WHAT YOU ARE ASKED TO DO: Lines containing "panel" are to be counted. Report the count alone.

[Data entries for graphics]
....................

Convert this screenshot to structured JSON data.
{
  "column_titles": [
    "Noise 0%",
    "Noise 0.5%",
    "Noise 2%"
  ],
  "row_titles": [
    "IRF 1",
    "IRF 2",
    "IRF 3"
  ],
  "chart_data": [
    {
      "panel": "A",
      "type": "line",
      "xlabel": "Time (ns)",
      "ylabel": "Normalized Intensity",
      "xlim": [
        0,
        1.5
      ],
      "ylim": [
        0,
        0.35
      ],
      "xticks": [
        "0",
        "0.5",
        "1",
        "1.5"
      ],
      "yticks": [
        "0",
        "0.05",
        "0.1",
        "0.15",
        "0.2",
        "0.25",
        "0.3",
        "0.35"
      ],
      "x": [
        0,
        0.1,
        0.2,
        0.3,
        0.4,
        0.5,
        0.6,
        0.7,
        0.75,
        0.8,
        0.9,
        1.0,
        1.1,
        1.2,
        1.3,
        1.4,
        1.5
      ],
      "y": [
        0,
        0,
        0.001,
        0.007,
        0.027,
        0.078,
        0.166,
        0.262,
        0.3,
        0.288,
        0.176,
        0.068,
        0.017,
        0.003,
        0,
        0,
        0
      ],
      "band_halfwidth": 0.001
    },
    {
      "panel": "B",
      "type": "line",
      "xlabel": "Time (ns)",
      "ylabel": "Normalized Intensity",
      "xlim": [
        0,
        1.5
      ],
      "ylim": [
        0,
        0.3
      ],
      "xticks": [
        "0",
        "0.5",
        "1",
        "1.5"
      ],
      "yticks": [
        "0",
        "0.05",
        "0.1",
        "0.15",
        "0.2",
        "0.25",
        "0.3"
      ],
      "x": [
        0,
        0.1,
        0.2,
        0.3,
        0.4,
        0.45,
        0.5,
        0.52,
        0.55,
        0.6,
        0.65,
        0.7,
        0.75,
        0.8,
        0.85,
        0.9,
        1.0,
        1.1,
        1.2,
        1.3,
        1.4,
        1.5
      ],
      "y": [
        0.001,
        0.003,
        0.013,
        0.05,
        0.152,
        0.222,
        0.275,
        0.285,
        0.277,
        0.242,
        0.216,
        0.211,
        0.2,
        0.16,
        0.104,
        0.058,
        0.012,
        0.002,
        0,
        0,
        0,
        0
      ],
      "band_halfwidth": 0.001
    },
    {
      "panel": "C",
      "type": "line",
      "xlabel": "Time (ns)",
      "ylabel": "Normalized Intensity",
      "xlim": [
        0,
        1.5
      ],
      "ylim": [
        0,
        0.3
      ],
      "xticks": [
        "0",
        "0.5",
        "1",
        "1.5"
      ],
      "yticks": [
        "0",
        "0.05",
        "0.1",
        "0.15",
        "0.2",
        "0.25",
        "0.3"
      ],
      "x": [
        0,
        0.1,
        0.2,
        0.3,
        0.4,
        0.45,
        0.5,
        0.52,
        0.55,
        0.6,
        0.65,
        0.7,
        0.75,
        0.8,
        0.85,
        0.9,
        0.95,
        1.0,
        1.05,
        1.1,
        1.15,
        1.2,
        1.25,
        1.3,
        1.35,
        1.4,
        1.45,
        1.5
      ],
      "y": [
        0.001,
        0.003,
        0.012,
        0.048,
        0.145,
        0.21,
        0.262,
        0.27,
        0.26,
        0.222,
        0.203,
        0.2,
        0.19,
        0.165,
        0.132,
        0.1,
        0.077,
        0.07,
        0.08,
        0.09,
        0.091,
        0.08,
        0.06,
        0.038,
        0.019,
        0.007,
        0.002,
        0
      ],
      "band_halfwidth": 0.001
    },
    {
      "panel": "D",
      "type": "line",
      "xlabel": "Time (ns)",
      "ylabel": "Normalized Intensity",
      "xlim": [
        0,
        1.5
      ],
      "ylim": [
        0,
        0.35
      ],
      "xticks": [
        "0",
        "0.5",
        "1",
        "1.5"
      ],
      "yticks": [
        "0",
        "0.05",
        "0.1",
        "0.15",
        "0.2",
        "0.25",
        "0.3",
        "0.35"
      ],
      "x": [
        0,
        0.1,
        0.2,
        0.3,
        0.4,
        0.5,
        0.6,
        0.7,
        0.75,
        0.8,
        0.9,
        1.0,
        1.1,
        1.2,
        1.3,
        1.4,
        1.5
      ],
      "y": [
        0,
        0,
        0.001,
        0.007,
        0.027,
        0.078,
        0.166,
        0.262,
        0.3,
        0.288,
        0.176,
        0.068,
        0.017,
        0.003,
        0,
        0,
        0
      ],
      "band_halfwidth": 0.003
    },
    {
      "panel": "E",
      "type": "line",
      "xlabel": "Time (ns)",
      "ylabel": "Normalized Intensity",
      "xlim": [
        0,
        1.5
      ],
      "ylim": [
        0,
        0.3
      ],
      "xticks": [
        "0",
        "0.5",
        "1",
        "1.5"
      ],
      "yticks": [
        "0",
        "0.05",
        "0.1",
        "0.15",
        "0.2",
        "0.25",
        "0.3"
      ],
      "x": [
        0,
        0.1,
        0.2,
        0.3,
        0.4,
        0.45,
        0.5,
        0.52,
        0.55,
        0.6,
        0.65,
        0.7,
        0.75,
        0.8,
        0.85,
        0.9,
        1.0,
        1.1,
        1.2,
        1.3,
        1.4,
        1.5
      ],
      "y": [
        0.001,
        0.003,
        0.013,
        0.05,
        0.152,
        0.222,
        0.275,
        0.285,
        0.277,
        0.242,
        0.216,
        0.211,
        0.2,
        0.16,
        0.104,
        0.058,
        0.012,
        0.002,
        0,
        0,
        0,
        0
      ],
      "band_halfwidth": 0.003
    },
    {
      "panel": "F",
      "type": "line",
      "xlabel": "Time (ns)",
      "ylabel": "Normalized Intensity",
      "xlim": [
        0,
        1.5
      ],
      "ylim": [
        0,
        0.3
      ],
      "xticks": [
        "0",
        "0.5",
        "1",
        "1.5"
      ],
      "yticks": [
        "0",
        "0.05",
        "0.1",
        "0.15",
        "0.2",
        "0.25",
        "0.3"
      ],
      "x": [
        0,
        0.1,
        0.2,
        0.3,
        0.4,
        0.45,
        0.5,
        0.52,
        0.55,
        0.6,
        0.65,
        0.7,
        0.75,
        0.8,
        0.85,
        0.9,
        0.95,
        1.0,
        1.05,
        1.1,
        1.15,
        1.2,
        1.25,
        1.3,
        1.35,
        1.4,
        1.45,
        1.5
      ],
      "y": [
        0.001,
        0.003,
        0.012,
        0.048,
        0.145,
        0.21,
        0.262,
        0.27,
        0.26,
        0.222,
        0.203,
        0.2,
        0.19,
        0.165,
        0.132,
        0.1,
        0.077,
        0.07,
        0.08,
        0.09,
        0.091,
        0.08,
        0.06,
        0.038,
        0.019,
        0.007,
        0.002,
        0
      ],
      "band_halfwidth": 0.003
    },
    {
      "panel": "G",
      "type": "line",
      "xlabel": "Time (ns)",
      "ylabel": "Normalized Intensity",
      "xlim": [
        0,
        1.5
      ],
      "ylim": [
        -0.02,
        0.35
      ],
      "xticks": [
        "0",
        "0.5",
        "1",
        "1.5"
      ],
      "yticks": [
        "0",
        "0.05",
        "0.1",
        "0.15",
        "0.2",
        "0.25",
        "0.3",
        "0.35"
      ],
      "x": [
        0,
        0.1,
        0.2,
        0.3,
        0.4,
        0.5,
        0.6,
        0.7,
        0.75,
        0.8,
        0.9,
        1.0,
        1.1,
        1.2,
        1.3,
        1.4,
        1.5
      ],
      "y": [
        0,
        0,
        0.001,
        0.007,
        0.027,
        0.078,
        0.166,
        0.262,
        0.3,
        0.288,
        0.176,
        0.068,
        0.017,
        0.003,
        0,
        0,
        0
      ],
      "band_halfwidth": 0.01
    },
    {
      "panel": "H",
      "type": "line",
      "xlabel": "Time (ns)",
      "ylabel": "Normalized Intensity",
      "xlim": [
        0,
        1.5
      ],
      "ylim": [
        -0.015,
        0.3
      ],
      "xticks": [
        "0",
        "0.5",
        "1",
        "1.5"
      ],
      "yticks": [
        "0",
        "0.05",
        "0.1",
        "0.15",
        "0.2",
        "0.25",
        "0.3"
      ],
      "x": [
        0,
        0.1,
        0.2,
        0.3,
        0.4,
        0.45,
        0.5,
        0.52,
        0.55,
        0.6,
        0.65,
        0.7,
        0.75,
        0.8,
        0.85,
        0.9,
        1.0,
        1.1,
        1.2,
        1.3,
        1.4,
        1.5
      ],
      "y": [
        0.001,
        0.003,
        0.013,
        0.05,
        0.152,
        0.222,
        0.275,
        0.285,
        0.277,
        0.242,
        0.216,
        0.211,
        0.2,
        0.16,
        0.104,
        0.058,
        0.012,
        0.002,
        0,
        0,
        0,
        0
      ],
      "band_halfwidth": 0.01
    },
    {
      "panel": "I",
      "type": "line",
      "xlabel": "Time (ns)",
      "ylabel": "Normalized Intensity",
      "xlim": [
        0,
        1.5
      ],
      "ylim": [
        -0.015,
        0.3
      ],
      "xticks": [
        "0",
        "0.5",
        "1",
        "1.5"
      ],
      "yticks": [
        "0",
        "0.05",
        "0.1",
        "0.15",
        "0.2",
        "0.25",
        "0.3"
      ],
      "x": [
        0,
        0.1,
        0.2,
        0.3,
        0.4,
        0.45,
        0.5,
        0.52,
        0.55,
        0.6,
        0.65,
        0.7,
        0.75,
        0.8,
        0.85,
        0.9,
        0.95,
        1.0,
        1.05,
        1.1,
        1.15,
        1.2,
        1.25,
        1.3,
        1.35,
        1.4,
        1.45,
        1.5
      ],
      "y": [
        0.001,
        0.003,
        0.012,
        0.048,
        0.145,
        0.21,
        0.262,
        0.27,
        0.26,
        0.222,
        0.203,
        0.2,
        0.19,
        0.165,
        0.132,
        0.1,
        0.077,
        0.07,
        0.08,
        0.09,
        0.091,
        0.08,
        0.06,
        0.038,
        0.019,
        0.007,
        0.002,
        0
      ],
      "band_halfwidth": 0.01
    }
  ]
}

....................

EXERCISE RESPONSE: 9